:: Task inputs ::

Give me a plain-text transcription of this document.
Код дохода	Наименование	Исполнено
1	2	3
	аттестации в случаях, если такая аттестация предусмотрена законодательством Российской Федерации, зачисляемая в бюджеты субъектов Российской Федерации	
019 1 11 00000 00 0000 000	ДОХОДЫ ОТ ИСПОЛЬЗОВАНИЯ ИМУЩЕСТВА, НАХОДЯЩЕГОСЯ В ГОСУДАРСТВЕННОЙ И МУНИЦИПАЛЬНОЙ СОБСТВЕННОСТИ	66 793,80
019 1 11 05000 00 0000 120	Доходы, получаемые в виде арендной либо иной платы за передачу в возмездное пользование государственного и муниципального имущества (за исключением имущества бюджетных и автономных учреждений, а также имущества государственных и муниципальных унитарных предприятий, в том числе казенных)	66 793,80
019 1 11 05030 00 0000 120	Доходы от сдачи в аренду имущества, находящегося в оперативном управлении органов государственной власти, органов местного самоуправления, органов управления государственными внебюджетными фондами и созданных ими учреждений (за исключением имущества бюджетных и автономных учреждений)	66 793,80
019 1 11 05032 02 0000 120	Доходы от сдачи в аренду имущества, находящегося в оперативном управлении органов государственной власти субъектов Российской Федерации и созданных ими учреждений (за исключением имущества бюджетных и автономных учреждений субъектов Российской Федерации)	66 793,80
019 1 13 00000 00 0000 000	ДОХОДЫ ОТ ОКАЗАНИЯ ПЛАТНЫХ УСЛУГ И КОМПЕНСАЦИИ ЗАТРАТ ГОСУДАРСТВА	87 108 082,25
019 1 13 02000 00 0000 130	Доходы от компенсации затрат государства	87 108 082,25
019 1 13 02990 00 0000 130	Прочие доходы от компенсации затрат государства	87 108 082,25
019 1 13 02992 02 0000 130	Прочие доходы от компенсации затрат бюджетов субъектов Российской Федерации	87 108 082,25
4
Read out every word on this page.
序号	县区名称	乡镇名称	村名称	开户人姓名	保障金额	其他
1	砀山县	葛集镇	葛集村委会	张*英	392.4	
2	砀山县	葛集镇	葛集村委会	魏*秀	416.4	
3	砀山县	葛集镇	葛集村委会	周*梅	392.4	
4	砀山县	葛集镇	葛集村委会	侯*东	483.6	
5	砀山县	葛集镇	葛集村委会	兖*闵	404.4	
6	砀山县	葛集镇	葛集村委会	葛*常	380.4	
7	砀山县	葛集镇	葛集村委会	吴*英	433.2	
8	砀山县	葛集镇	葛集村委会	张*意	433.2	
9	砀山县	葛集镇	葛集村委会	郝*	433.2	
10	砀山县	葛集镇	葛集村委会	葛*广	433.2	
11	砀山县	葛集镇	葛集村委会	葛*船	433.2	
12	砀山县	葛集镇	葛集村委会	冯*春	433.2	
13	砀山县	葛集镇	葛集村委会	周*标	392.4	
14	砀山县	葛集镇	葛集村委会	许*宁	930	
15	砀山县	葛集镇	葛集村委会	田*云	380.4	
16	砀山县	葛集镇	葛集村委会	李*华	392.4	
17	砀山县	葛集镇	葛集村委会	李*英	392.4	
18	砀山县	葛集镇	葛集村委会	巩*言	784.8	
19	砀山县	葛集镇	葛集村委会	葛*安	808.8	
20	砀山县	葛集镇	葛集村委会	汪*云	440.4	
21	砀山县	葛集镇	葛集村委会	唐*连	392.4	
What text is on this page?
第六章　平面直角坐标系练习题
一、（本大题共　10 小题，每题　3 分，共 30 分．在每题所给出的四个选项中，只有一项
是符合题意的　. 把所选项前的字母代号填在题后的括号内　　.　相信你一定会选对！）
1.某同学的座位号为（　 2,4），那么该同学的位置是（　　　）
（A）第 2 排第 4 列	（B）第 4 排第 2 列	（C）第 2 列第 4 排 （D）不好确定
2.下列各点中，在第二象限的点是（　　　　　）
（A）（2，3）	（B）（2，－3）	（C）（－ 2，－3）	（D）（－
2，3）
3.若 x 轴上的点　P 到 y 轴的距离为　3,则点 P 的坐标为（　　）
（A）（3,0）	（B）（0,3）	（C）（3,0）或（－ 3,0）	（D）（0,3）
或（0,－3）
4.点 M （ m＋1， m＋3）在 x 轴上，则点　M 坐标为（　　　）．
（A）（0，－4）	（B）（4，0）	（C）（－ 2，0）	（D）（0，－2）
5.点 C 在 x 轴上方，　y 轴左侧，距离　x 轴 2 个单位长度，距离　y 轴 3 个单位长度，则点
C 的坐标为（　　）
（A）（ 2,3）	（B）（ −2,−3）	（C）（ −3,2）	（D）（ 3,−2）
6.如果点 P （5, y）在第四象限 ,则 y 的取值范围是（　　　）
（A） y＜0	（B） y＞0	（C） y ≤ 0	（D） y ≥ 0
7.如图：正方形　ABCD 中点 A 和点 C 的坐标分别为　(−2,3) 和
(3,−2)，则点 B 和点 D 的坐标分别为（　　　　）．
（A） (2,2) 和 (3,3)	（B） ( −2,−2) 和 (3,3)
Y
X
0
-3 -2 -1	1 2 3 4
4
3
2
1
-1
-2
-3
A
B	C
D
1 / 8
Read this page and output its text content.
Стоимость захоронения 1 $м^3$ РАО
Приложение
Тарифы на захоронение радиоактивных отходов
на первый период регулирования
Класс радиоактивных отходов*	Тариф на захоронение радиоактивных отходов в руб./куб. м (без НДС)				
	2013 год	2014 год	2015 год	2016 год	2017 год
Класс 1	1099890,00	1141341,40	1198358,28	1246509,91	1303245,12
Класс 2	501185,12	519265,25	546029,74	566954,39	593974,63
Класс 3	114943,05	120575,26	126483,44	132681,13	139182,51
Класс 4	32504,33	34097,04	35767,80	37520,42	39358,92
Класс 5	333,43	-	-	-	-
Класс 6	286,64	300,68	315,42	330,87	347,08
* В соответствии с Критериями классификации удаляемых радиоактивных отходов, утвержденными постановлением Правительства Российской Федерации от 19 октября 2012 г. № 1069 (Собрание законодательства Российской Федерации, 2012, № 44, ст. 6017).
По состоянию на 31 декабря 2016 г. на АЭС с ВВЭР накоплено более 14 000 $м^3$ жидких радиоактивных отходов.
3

:::

Go through the listing above and list every line that has the word "захоронение".

:: Output below ::
Тарифы на захоронение радиоактивных отходов
Класс радиоактивных отходов*	Тариф на захоронение радиоактивных отходов в руб./куб. м (без НДС)				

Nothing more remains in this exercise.